Figure collection entries
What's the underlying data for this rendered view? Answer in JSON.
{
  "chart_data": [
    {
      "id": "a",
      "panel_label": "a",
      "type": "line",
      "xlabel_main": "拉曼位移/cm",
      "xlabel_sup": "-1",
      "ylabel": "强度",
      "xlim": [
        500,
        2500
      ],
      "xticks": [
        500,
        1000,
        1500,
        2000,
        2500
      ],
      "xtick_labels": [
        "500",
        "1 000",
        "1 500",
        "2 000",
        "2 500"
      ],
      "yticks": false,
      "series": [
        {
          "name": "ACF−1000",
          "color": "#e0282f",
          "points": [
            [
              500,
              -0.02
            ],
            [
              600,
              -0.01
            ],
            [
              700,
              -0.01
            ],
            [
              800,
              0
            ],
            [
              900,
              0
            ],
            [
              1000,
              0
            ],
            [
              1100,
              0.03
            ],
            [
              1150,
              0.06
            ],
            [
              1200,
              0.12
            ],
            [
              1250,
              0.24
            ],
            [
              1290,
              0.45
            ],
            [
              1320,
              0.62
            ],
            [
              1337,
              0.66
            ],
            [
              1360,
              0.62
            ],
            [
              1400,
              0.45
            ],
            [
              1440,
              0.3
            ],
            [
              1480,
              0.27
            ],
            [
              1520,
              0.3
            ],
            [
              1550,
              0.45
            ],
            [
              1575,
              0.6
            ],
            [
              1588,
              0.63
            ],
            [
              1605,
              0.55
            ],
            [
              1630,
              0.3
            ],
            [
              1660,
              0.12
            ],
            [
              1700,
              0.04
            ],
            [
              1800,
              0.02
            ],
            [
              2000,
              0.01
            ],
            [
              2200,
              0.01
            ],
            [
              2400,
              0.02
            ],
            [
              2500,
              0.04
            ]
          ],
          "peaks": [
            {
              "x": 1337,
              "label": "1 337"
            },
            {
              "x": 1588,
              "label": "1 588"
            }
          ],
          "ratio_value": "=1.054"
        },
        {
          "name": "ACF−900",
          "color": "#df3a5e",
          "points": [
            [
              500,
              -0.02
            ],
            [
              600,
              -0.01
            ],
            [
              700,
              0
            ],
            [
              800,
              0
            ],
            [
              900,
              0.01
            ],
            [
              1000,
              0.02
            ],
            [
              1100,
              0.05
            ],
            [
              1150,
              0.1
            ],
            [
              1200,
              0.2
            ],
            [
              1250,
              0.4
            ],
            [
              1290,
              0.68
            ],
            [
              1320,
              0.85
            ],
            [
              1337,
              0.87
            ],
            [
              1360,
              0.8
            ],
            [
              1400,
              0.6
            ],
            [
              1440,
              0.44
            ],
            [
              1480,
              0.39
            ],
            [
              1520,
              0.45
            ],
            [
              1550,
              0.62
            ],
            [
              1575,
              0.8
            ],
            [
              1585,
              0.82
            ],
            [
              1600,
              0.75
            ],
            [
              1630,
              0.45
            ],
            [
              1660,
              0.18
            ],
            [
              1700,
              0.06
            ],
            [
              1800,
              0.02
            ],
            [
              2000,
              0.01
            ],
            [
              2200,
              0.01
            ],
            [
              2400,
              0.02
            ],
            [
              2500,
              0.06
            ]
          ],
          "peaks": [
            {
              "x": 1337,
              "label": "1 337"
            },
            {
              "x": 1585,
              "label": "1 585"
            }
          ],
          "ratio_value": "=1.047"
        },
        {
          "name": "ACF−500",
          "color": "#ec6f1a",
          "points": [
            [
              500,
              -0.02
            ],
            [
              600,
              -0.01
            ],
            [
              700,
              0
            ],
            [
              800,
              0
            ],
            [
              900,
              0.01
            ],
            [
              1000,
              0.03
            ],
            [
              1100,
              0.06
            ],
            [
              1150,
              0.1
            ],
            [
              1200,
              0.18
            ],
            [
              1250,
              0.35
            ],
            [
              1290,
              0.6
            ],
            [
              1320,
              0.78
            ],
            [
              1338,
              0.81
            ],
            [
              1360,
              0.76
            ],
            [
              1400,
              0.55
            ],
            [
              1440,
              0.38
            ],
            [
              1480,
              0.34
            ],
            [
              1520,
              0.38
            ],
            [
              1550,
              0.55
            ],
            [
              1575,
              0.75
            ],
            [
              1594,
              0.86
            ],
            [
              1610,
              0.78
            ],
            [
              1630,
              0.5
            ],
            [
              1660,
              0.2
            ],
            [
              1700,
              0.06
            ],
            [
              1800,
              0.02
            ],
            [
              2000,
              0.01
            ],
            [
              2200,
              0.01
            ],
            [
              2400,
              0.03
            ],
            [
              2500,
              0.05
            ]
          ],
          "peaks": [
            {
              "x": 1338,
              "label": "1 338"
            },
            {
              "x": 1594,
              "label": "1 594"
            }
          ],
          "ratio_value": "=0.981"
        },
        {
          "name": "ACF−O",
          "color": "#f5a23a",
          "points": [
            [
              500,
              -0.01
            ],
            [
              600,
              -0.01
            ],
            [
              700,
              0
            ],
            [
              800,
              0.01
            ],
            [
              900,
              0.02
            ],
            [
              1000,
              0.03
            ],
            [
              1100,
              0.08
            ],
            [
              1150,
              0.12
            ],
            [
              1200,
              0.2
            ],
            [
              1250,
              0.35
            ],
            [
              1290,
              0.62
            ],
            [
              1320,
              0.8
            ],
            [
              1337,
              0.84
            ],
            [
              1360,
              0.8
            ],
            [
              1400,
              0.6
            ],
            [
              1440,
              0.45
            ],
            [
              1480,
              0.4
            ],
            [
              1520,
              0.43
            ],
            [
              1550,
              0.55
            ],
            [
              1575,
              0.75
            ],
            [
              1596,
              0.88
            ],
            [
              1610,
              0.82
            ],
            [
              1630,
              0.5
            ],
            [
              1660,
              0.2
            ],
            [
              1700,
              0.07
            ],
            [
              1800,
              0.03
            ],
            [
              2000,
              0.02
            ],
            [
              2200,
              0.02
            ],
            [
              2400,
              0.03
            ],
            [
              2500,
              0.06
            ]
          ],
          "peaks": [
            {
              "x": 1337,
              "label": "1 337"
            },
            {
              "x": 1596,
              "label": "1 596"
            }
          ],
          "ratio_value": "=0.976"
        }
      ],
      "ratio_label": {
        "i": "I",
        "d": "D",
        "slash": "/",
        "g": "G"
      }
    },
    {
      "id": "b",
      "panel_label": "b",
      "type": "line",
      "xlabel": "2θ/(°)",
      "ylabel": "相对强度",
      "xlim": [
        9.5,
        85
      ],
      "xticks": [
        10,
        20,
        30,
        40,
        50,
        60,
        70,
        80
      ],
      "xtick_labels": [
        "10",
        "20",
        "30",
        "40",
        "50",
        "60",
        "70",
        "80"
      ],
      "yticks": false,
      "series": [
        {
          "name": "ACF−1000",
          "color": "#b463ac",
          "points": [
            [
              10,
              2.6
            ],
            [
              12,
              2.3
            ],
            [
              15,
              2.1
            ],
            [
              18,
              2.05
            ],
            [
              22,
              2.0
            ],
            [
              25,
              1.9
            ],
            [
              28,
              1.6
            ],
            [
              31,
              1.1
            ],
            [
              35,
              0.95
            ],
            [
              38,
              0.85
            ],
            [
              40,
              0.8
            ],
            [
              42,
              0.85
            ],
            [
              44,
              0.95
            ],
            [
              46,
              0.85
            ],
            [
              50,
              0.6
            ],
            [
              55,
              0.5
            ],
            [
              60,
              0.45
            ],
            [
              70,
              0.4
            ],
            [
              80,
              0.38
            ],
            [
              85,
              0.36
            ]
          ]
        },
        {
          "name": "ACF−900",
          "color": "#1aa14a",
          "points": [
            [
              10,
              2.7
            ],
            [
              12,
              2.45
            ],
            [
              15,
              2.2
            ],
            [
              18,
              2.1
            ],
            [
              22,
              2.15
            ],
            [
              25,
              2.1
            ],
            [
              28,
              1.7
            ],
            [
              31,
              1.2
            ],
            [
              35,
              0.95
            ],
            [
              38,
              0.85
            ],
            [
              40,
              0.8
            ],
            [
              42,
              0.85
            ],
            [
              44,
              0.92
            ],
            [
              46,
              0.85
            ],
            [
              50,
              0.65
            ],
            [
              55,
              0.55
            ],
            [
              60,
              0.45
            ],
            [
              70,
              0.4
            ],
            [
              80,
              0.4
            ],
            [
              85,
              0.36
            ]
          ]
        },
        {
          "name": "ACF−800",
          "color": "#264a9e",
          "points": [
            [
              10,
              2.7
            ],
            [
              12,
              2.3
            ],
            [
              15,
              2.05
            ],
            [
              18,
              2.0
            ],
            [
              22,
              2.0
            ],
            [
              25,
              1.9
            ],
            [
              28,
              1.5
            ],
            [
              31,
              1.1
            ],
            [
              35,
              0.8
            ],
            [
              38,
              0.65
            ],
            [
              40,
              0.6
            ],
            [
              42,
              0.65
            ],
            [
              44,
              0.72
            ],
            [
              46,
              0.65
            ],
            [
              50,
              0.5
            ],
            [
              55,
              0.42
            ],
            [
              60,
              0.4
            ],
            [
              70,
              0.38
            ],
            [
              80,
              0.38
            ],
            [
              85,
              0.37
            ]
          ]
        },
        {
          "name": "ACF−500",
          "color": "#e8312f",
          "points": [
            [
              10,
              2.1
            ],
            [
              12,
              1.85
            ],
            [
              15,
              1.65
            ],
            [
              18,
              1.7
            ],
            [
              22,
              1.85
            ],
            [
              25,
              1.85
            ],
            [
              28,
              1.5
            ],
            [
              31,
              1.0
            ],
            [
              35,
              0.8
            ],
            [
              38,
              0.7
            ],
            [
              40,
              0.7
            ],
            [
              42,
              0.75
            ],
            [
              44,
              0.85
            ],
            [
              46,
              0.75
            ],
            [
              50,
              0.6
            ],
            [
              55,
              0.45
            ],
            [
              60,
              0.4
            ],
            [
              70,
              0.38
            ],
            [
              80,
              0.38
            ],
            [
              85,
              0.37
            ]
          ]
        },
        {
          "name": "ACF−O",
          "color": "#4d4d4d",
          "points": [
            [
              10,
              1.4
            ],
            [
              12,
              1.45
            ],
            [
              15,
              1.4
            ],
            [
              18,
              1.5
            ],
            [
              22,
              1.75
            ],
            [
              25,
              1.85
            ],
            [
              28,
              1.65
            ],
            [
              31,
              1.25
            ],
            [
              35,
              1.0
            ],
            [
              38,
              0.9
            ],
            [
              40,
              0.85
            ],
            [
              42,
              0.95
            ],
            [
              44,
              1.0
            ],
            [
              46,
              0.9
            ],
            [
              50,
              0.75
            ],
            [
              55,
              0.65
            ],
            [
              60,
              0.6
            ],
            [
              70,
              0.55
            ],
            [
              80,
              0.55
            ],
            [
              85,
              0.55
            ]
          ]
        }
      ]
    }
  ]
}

## Instructions for the task
In the entries above, find each line with the word "color" and show it.

## Problem solution
          "color": "#e0282f",
          "color": "#df3a5e",
          "color": "#ec6f1a",
          "color": "#f5a23a",
          "color": "#b463ac",
          "color": "#1aa14a",
          "color": "#264a9e",
          "color": "#e8312f",
          "color": "#4d4d4d",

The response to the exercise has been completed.